[Dataset records]
— start —

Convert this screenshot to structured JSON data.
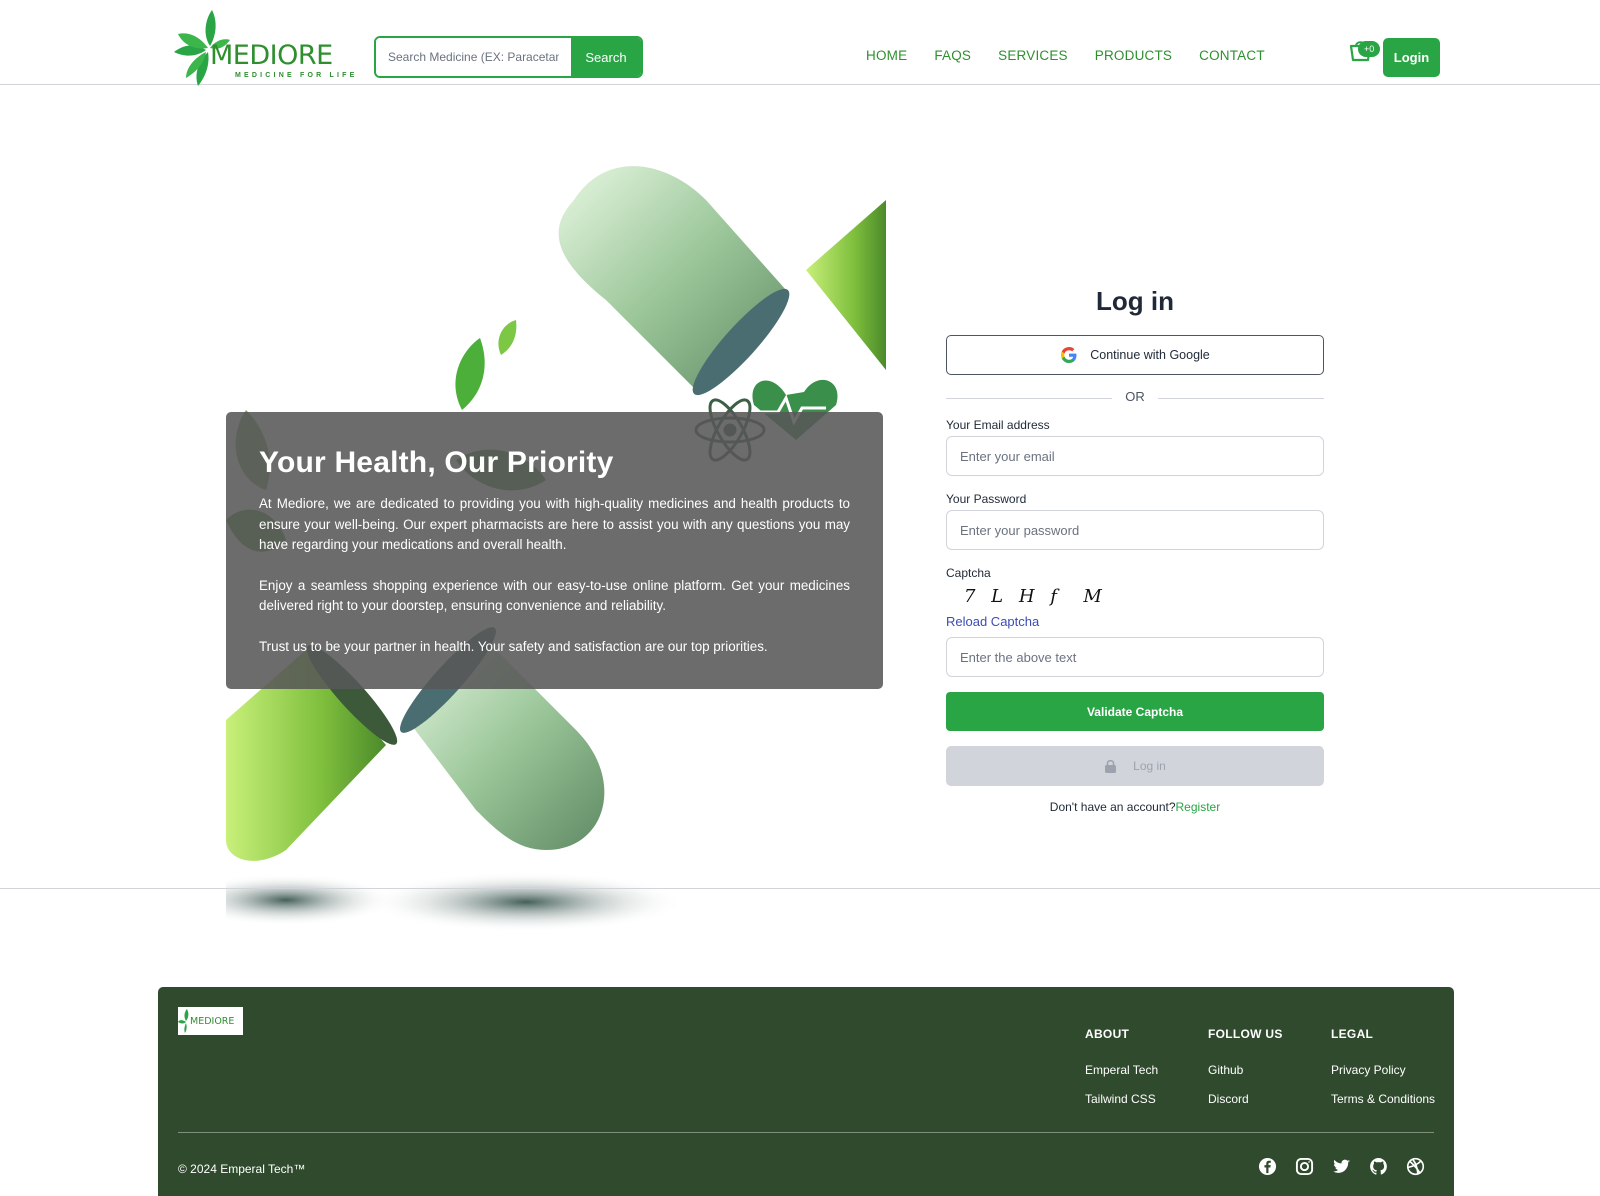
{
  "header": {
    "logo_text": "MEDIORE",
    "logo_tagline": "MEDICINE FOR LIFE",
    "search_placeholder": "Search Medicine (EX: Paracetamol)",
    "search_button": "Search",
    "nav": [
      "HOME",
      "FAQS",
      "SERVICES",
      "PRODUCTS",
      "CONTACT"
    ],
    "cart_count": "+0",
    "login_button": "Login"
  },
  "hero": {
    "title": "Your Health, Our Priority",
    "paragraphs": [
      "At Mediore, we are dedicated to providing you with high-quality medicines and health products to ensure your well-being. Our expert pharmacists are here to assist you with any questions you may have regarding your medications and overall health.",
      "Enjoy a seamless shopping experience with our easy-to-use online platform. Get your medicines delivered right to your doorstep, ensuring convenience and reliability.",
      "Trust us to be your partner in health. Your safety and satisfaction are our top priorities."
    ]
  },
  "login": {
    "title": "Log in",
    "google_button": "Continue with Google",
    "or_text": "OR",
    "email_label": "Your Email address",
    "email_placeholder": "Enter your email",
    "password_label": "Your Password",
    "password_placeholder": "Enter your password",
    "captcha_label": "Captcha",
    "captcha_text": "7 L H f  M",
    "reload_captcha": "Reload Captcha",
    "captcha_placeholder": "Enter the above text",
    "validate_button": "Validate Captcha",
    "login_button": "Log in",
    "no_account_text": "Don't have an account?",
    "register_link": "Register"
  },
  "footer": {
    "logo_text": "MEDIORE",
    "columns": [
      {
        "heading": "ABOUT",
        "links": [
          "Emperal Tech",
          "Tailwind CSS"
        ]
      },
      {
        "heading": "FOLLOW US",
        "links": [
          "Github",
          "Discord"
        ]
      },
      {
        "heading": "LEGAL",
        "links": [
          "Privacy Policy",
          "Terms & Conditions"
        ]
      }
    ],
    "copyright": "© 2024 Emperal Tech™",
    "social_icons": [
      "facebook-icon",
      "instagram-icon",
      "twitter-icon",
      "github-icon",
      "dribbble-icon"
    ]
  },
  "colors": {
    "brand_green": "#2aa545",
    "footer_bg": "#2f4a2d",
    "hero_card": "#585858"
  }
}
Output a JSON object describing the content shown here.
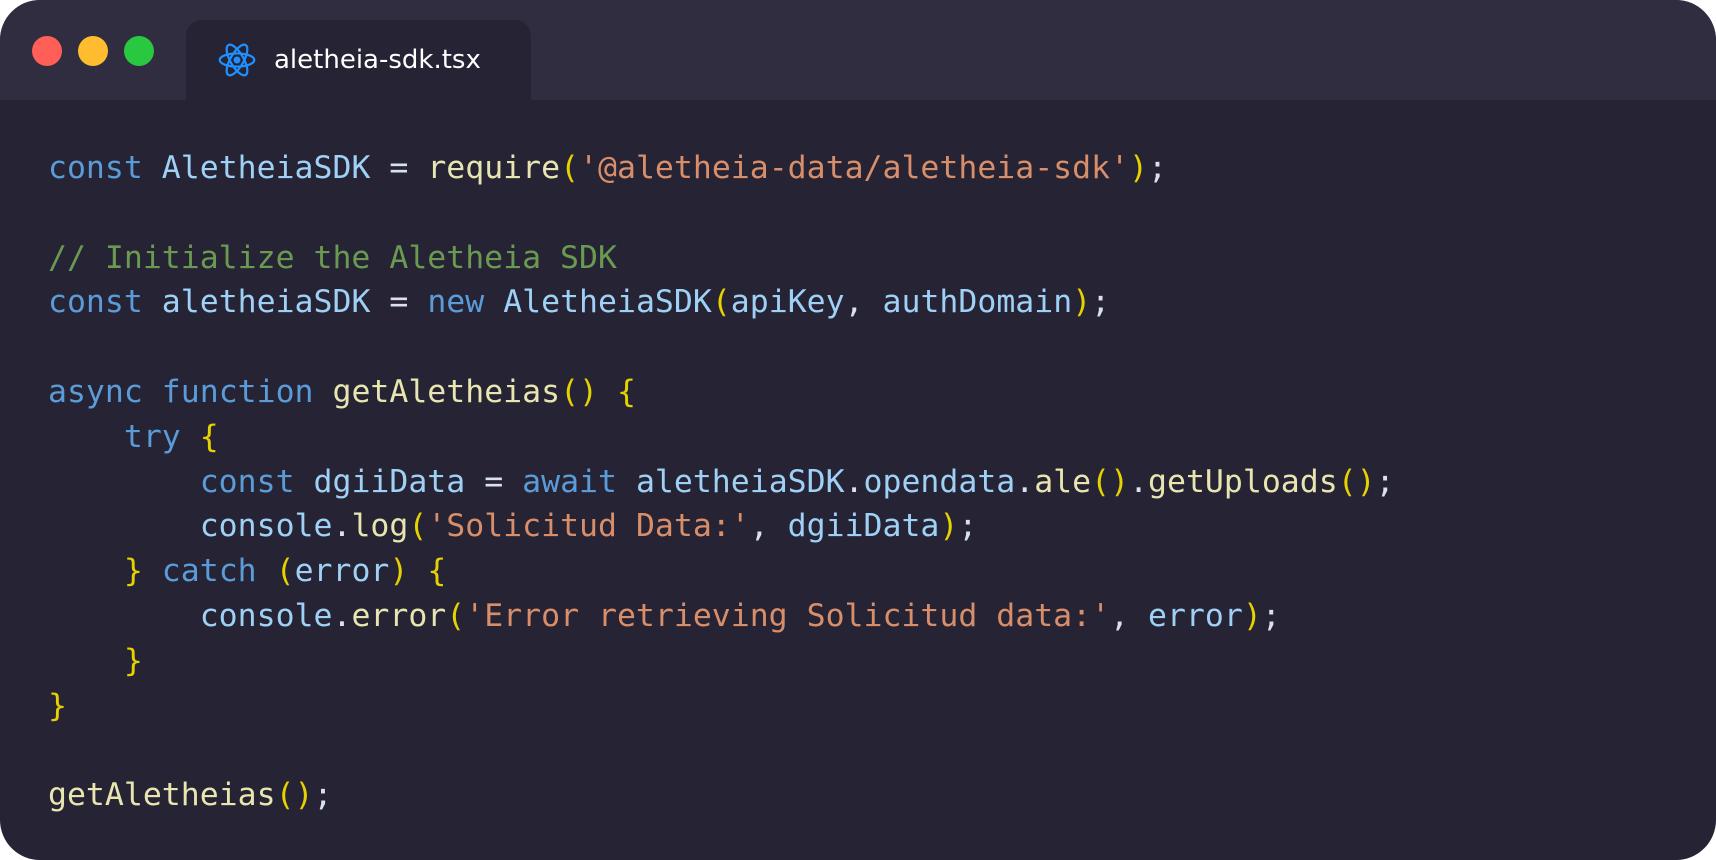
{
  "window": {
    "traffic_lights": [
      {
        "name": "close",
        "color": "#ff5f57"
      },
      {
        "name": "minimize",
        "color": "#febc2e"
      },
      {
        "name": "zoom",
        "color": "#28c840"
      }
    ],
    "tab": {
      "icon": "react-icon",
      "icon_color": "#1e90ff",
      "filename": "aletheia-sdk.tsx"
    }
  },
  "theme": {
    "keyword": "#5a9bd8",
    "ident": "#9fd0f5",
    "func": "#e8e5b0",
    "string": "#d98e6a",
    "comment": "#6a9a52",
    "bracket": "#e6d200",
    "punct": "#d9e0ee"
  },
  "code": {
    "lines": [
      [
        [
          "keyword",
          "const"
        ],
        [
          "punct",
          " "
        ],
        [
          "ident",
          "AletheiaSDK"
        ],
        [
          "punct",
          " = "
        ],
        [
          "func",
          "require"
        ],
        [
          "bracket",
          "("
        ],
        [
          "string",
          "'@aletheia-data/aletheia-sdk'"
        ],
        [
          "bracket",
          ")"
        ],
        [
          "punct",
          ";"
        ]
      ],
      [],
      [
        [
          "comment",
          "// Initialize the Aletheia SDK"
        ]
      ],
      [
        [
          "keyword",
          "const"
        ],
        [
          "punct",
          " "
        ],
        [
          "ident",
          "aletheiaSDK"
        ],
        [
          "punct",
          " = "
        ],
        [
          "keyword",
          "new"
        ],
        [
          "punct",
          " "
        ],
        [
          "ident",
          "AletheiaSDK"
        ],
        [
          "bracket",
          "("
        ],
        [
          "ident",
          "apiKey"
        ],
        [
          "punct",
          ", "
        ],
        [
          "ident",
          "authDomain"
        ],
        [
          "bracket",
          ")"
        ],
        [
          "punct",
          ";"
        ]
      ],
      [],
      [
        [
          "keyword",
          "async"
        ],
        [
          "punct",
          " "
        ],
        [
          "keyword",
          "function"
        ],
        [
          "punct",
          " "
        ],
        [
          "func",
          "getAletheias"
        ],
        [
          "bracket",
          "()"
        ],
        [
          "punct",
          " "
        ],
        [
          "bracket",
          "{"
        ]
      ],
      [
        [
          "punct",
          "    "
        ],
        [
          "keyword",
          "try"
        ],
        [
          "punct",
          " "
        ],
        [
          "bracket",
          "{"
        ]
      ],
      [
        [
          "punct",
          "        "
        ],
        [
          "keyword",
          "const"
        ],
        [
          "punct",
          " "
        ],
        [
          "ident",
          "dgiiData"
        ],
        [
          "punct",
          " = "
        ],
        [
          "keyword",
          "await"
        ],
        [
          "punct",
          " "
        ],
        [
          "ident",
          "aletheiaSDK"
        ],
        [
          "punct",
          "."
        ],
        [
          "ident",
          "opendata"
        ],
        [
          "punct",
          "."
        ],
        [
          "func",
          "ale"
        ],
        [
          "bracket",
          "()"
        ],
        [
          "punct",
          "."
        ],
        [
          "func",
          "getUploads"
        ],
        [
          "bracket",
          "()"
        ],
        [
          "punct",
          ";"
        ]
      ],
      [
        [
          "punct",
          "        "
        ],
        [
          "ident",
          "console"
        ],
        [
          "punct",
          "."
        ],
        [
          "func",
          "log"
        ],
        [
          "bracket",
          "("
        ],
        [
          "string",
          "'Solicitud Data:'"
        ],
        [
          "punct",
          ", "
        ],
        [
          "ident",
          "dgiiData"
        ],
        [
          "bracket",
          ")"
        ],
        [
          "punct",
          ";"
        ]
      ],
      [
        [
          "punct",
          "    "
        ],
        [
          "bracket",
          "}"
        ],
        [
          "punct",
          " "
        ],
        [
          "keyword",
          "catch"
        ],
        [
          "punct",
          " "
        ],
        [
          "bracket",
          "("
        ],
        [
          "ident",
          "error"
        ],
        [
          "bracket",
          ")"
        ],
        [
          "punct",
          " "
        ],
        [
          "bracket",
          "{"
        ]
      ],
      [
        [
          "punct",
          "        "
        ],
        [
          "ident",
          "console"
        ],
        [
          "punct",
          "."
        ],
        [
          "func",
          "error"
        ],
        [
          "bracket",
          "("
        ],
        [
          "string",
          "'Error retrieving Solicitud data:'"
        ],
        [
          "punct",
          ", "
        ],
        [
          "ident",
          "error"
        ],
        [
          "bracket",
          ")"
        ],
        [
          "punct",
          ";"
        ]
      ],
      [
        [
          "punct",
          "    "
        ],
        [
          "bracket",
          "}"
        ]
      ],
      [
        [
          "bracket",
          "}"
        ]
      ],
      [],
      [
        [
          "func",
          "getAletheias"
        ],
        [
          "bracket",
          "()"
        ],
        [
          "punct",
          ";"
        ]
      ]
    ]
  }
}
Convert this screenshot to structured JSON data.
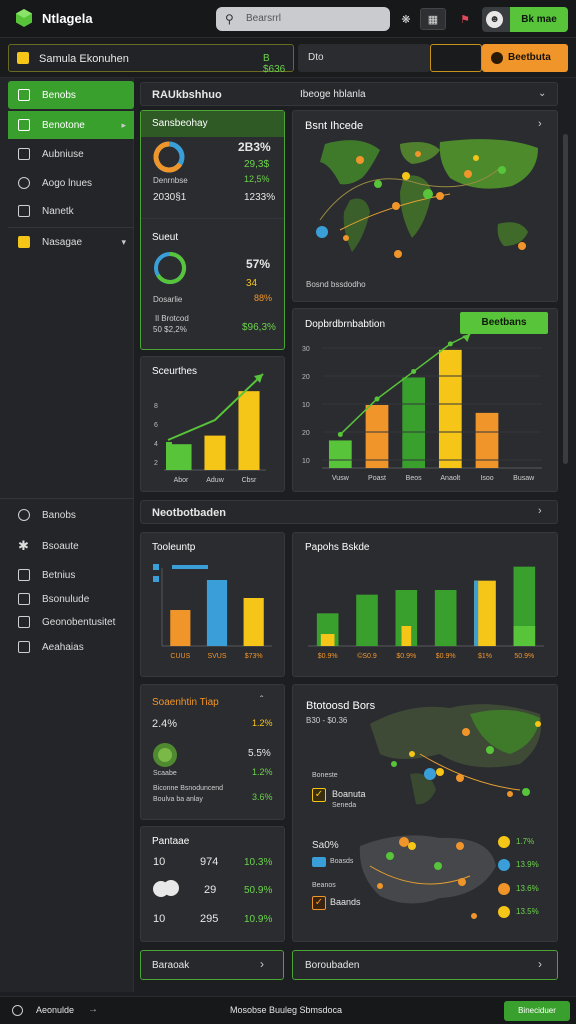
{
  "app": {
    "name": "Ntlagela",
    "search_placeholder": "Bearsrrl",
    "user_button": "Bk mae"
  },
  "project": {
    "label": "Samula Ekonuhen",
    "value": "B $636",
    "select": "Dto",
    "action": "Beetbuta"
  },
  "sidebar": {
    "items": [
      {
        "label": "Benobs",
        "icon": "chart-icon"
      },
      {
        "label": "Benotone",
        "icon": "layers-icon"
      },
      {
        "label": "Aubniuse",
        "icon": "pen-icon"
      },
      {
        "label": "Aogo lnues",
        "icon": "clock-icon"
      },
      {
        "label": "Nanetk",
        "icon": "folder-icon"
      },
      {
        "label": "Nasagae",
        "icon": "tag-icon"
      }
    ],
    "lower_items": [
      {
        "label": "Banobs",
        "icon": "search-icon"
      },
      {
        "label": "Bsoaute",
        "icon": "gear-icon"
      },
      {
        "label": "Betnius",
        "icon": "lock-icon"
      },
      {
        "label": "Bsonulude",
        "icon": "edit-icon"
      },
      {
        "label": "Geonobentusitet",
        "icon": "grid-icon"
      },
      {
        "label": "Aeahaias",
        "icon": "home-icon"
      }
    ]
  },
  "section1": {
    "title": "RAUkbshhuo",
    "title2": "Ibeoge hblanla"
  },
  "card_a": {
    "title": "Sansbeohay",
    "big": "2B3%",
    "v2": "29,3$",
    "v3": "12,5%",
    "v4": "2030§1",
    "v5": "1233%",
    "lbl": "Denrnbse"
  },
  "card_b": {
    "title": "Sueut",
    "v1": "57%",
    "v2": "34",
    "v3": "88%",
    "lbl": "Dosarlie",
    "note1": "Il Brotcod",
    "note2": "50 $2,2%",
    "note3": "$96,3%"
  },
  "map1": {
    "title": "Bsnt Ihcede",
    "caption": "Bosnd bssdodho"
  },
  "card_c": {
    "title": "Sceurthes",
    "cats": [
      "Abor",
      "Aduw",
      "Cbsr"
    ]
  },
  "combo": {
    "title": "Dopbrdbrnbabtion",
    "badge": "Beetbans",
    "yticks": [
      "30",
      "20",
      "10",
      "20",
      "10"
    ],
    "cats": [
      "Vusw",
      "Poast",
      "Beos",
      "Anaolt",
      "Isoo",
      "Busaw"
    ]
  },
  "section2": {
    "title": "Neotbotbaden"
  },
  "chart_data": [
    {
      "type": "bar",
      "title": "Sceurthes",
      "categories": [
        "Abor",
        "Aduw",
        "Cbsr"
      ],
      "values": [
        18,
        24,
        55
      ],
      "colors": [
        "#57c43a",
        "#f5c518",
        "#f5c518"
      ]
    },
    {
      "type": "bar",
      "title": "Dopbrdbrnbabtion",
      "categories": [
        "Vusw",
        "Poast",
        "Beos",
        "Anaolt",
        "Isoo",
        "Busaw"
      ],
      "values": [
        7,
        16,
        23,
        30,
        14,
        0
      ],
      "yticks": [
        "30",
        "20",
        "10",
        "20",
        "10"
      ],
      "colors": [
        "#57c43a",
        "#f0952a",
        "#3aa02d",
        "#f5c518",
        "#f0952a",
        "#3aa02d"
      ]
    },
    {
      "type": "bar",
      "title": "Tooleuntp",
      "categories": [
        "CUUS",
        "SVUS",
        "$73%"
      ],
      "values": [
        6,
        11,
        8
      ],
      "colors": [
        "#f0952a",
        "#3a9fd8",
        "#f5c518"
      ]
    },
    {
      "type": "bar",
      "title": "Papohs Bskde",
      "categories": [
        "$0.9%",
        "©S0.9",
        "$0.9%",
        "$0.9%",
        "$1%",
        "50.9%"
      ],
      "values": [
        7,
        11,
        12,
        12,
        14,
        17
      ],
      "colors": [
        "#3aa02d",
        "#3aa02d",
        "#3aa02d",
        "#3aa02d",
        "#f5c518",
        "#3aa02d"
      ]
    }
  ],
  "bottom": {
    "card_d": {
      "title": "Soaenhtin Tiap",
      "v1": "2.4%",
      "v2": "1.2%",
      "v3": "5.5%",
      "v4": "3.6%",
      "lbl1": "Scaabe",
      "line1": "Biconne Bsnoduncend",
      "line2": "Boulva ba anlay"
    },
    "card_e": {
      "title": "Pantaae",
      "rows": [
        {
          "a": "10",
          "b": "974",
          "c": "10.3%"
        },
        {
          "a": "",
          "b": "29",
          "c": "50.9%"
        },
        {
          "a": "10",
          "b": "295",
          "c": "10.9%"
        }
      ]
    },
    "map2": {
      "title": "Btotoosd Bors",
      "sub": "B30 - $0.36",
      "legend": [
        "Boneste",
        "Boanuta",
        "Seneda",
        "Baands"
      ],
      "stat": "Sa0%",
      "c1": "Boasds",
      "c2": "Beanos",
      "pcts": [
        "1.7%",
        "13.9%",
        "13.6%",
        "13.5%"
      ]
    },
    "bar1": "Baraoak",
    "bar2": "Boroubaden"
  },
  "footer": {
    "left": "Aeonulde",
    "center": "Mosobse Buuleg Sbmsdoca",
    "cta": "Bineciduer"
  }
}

— end —

■ REQUIREMENT:
From the records, copy every line that has the string "here" in it.

■ TASK ANSWER:
      "At Mediore, we are dedicated to providing you with high-quality medicines and health products to ensure your well-being. Our expert pharmacists are here to assist you with any questions you may have regarding your medications and overall health.",
Output a JSON object describing the content shown here.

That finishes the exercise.